start Rows

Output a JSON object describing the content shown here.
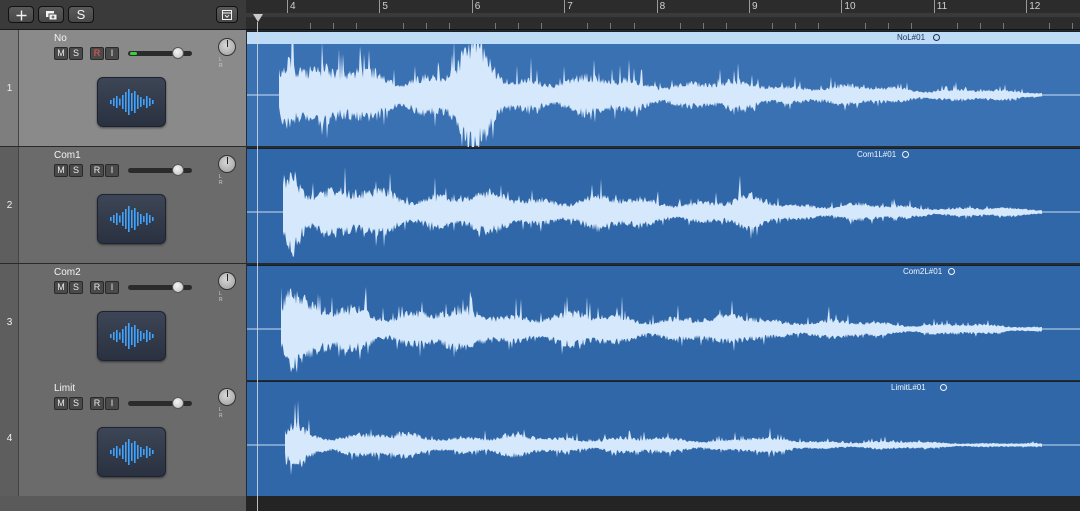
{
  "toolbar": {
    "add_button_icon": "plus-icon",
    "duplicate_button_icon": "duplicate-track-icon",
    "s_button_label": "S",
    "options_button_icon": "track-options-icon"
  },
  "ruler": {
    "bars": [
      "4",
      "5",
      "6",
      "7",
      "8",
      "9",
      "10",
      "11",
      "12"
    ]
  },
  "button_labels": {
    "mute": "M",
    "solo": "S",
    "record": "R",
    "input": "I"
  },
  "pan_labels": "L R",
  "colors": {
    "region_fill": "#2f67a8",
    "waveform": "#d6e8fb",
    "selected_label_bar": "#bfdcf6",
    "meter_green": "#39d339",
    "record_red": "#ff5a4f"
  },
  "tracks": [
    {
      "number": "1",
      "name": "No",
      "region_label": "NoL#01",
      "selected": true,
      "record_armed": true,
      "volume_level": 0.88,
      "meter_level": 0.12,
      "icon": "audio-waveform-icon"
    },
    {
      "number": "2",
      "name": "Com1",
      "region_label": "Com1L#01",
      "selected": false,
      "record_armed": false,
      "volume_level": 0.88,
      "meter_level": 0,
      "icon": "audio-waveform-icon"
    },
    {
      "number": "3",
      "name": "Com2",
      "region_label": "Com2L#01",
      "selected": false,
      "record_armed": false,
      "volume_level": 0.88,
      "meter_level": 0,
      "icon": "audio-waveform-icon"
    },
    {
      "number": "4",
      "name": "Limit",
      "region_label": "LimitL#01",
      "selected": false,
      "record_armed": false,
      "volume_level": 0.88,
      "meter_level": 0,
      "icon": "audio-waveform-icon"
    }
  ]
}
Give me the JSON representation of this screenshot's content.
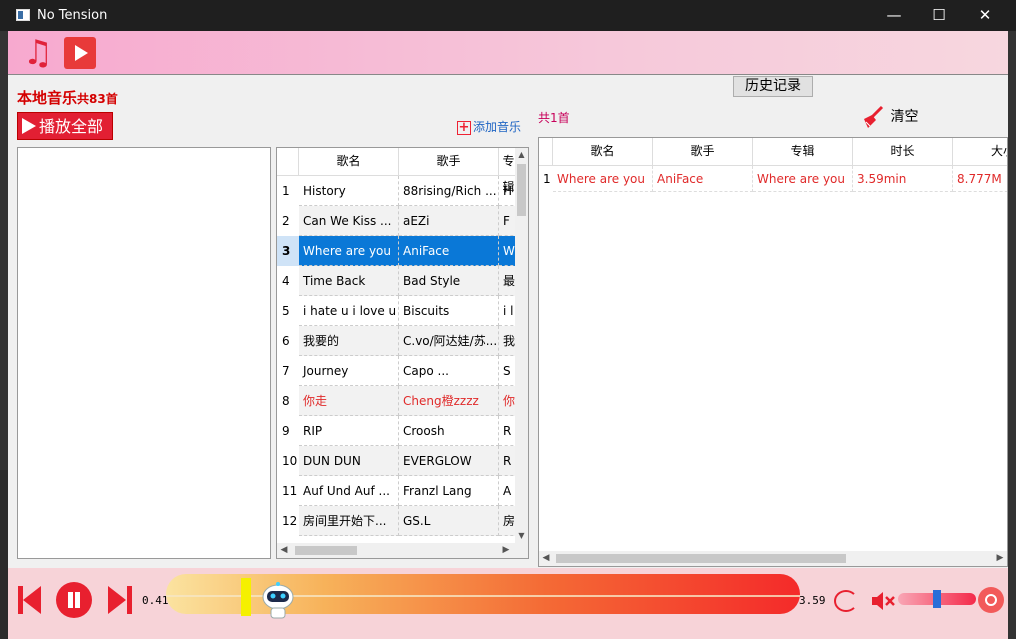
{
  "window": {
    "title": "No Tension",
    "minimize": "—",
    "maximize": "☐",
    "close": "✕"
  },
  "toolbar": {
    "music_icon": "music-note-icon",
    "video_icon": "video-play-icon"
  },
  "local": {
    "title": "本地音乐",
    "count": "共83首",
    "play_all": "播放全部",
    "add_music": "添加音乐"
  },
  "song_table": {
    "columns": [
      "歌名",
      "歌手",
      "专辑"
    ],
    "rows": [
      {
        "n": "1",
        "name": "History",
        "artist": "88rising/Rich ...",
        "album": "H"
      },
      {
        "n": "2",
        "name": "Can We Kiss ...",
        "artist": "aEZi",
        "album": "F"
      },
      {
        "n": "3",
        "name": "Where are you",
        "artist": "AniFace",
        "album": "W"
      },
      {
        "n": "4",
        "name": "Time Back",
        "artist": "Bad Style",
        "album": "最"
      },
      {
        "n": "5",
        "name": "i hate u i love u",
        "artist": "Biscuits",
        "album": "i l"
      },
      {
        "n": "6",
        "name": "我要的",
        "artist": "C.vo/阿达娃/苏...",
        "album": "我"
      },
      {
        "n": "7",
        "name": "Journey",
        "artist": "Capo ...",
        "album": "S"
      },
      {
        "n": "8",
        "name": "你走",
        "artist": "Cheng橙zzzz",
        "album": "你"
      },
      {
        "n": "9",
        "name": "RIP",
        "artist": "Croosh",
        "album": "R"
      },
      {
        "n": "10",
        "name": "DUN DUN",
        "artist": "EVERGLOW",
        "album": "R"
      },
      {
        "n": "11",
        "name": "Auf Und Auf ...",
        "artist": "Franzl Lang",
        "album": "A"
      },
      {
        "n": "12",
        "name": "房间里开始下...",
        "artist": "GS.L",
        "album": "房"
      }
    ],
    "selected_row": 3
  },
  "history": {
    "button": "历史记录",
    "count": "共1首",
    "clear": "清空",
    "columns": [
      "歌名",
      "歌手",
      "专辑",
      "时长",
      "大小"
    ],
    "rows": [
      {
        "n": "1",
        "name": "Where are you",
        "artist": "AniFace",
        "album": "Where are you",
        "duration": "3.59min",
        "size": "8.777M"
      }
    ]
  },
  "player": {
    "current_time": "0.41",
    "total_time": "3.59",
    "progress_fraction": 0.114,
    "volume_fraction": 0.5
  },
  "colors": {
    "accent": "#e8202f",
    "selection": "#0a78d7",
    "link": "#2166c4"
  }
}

end Rows

The problem
Which lines hold the word "content"? Copy all of them.

Written response
Output a JSON object describing the content shown here.
Give me the JSON representation of this screenshot's content.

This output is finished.